Problem requirements: Reproduce the material below with "panel-caption" substituted for every occurrence of "subfigure-caption", changing nothing else.

=======

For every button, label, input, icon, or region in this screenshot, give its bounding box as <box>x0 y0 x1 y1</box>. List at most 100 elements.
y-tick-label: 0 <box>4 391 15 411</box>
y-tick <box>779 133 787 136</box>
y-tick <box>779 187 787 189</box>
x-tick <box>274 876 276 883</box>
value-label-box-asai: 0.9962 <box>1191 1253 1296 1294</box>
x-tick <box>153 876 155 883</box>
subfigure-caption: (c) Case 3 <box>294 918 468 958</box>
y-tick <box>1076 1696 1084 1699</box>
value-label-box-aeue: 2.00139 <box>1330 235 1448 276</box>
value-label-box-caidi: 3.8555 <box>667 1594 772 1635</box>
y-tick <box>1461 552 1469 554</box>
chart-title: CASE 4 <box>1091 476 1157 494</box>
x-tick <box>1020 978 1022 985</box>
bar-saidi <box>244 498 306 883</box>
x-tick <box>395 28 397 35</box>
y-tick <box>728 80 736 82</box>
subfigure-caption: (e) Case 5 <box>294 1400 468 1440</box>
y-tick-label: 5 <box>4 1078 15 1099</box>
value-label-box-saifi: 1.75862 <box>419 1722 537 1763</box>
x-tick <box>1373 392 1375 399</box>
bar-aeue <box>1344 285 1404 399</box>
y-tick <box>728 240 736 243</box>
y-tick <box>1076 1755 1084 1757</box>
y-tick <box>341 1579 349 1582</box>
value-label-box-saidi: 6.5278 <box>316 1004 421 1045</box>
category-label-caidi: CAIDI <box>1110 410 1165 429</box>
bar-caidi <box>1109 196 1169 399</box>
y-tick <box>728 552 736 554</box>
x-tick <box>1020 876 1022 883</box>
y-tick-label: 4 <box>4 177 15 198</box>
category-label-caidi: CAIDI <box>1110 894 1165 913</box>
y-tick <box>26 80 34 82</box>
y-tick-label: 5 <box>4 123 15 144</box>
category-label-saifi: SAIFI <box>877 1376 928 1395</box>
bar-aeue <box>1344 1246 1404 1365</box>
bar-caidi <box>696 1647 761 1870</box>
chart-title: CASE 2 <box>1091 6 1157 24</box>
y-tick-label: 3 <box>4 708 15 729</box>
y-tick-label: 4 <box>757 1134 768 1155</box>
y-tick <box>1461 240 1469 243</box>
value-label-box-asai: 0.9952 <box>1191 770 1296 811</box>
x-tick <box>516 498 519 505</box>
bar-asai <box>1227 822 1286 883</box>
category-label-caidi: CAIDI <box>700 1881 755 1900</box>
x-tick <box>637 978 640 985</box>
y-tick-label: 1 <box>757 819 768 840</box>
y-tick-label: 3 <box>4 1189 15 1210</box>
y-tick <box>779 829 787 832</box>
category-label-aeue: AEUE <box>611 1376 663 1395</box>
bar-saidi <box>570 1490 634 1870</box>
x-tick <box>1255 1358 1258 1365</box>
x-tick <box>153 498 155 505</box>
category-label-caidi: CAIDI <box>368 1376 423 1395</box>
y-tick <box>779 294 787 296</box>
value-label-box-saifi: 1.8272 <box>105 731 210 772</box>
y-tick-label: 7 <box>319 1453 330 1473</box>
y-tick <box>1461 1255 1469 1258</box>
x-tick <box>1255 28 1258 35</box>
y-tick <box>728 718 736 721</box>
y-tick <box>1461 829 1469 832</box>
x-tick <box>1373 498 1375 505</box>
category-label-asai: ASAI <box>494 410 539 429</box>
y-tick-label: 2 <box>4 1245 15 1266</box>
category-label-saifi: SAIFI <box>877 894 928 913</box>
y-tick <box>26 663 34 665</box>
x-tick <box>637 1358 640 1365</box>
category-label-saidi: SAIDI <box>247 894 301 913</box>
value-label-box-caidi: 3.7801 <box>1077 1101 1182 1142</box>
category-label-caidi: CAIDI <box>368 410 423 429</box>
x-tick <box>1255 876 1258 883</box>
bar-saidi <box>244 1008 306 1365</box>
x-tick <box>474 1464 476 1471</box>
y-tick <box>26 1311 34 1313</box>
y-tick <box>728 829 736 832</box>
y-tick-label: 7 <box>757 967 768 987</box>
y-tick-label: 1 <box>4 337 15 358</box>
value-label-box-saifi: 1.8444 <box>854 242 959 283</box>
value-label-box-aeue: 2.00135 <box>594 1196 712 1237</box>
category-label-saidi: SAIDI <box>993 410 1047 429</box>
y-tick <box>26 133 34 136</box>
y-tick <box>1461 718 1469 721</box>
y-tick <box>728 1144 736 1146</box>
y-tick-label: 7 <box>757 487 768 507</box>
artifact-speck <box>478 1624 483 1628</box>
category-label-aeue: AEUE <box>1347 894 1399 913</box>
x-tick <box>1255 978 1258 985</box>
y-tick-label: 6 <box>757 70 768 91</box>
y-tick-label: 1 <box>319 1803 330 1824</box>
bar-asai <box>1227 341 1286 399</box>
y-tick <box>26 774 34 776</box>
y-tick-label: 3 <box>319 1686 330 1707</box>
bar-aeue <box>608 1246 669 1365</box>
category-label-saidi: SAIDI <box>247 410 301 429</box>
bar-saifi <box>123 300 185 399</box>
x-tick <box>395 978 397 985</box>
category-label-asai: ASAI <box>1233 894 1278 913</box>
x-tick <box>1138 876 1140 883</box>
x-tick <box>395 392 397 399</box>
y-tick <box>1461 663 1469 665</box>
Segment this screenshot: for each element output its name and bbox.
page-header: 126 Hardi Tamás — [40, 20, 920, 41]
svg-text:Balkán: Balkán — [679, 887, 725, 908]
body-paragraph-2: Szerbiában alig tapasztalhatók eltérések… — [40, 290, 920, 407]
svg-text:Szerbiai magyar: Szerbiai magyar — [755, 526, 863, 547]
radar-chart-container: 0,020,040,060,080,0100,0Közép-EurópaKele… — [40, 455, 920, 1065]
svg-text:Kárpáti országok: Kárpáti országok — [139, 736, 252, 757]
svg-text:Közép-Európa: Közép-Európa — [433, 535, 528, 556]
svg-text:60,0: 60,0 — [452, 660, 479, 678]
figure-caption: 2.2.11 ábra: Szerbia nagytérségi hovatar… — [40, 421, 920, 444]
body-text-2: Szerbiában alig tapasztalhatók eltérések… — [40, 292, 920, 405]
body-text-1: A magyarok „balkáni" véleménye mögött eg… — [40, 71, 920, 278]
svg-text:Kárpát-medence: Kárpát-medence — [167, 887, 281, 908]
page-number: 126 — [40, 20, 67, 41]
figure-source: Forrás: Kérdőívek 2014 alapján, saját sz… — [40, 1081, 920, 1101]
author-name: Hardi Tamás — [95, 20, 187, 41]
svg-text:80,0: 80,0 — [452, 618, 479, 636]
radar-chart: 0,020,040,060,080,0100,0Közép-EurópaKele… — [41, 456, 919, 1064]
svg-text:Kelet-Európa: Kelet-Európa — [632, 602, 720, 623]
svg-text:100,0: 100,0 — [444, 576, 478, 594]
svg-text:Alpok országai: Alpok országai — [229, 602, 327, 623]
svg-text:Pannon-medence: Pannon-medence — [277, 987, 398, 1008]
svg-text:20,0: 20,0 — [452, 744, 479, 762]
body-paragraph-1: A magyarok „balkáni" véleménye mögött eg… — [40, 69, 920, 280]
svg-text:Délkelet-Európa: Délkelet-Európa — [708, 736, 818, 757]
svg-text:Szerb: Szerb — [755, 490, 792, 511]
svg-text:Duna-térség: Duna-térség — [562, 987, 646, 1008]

=======

Complete output:
For every button, label, input, icon, or region in this screenshot, give its bounding box as <box>x0 y0 x1 y1</box>. List at most 100 elements.
y-tick-label: 0 <box>4 391 15 411</box>
y-tick <box>779 133 787 136</box>
y-tick <box>779 187 787 189</box>
x-tick <box>274 876 276 883</box>
value-label-box-asai: 0.9962 <box>1191 1253 1296 1294</box>
x-tick <box>153 876 155 883</box>
panel-caption: (c) Case 3 <box>294 918 468 958</box>
y-tick <box>1076 1696 1084 1699</box>
value-label-box-aeue: 2.00139 <box>1330 235 1448 276</box>
value-label-box-caidi: 3.8555 <box>667 1594 772 1635</box>
y-tick <box>1461 552 1469 554</box>
chart-title: CASE 4 <box>1091 476 1157 494</box>
x-tick <box>1020 978 1022 985</box>
bar-saidi <box>244 498 306 883</box>
x-tick <box>395 28 397 35</box>
y-tick <box>728 80 736 82</box>
panel-caption: (e) Case 5 <box>294 1400 468 1440</box>
y-tick-label: 5 <box>4 1078 15 1099</box>
value-label-box-saifi: 1.75862 <box>419 1722 537 1763</box>
x-tick <box>1373 392 1375 399</box>
bar-aeue <box>1344 285 1404 399</box>
y-tick <box>728 240 736 243</box>
y-tick <box>1076 1755 1084 1757</box>
y-tick <box>341 1579 349 1582</box>
value-label-box-saidi: 6.5278 <box>316 1004 421 1045</box>
category-label-caidi: CAIDI <box>1110 410 1165 429</box>
bar-caidi <box>1109 196 1169 399</box>
y-tick <box>728 552 736 554</box>
x-tick <box>1020 876 1022 883</box>
y-tick-label: 4 <box>4 177 15 198</box>
category-label-caidi: CAIDI <box>1110 894 1165 913</box>
y-tick <box>26 80 34 82</box>
y-tick-label: 5 <box>4 123 15 144</box>
category-label-saifi: SAIFI <box>877 1376 928 1395</box>
bar-aeue <box>1344 1246 1404 1365</box>
bar-caidi <box>696 1647 761 1870</box>
chart-title: CASE 2 <box>1091 6 1157 24</box>
y-tick-label: 3 <box>4 708 15 729</box>
y-tick-label: 4 <box>757 1134 768 1155</box>
y-tick <box>1461 240 1469 243</box>
value-label-box-asai: 0.9952 <box>1191 770 1296 811</box>
x-tick <box>516 498 519 505</box>
bar-asai <box>1227 822 1286 883</box>
category-label-caidi: CAIDI <box>700 1881 755 1900</box>
x-tick <box>637 978 640 985</box>
y-tick-label: 1 <box>757 819 768 840</box>
y-tick-label: 3 <box>4 1189 15 1210</box>
y-tick <box>779 829 787 832</box>
category-label-aeue: AEUE <box>611 1376 663 1395</box>
bar-saidi <box>570 1490 634 1870</box>
x-tick <box>1255 1358 1258 1365</box>
x-tick <box>153 498 155 505</box>
category-label-caidi: CAIDI <box>368 1376 423 1395</box>
y-tick <box>779 294 787 296</box>
value-label-box-saifi: 1.8272 <box>105 731 210 772</box>
y-tick-label: 7 <box>319 1453 330 1473</box>
y-tick <box>1461 1255 1469 1258</box>
x-tick <box>1255 28 1258 35</box>
y-tick <box>728 718 736 721</box>
y-tick <box>1461 829 1469 832</box>
x-tick <box>1373 498 1375 505</box>
category-label-asai: ASAI <box>494 410 539 429</box>
y-tick-label: 2 <box>4 1245 15 1266</box>
category-label-saifi: SAIFI <box>877 894 928 913</box>
y-tick <box>26 663 34 665</box>
x-tick <box>637 1358 640 1365</box>
category-label-saidi: SAIDI <box>247 894 301 913</box>
value-label-box-caidi: 3.7801 <box>1077 1101 1182 1142</box>
category-label-caidi: CAIDI <box>368 410 423 429</box>
x-tick <box>1255 876 1258 883</box>
bar-saidi <box>244 1008 306 1365</box>
x-tick <box>474 1464 476 1471</box>
y-tick <box>26 1311 34 1313</box>
y-tick <box>728 829 736 832</box>
y-tick-label: 7 <box>757 967 768 987</box>
y-tick-label: 1 <box>4 337 15 358</box>
value-label-box-saifi: 1.8444 <box>854 242 959 283</box>
value-label-box-aeue: 2.00135 <box>594 1196 712 1237</box>
category-label-saidi: SAIDI <box>993 410 1047 429</box>
y-tick <box>26 133 34 136</box>
y-tick <box>1461 718 1469 721</box>
y-tick <box>728 1144 736 1146</box>
y-tick-label: 7 <box>757 487 768 507</box>
artifact-speck <box>478 1624 483 1628</box>
category-label-aeue: AEUE <box>1347 894 1399 913</box>
x-tick <box>1255 978 1258 985</box>
y-tick-label: 6 <box>757 70 768 91</box>
y-tick-label: 1 <box>319 1803 330 1824</box>
bar-asai <box>1227 341 1286 399</box>
y-tick <box>26 774 34 776</box>
y-tick-label: 3 <box>319 1686 330 1707</box>
bar-aeue <box>608 1246 669 1365</box>
category-label-saidi: SAIDI <box>247 410 301 429</box>
bar-saifi <box>123 300 185 399</box>
x-tick <box>395 978 397 985</box>
category-label-asai: ASAI <box>1233 894 1278 913</box>
x-tick <box>1138 876 1140 883</box>
x-tick <box>395 392 397 399</box>
y-tick <box>1461 663 1469 665</box>
Segment this screenshot: for each element output its name and bbox.
page-header: 126 Hardi Tamás — [40, 20, 920, 41]
svg-text:Balkán: Balkán — [679, 887, 725, 908]
body-paragraph-2: Szerbiában alig tapasztalhatók eltérések… — [40, 290, 920, 407]
svg-text:Szerbiai magyar: Szerbiai magyar — [755, 526, 863, 547]
radar-chart-container: 0,020,040,060,080,0100,0Közép-EurópaKele… — [40, 455, 920, 1065]
svg-text:Kárpáti országok: Kárpáti országok — [139, 736, 252, 757]
svg-text:Közép-Európa: Közép-Európa — [433, 535, 528, 556]
svg-text:60,0: 60,0 — [452, 660, 479, 678]
figure-caption: 2.2.11 ábra: Szerbia nagytérségi hovatar… — [40, 421, 920, 444]
body-text-2: Szerbiában alig tapasztalhatók eltérések… — [40, 292, 920, 405]
body-text-1: A magyarok „balkáni" véleménye mögött eg… — [40, 71, 920, 278]
svg-text:Kárpát-medence: Kárpát-medence — [167, 887, 281, 908]
page-number: 126 — [40, 20, 67, 41]
figure-source: Forrás: Kérdőívek 2014 alapján, saját sz… — [40, 1081, 920, 1101]
author-name: Hardi Tamás — [95, 20, 187, 41]
svg-text:80,0: 80,0 — [452, 618, 479, 636]
radar-chart: 0,020,040,060,080,0100,0Közép-EurópaKele… — [41, 456, 919, 1064]
svg-text:Kelet-Európa: Kelet-Európa — [632, 602, 720, 623]
svg-text:100,0: 100,0 — [444, 576, 478, 594]
svg-text:Alpok országai: Alpok országai — [229, 602, 327, 623]
svg-text:Pannon-medence: Pannon-medence — [277, 987, 398, 1008]
svg-text:20,0: 20,0 — [452, 744, 479, 762]
body-paragraph-1: A magyarok „balkáni" véleménye mögött eg… — [40, 69, 920, 280]
svg-text:Délkelet-Európa: Délkelet-Európa — [708, 736, 818, 757]
svg-text:Szerb: Szerb — [755, 490, 792, 511]
svg-text:Duna-térség: Duna-térség — [562, 987, 646, 1008]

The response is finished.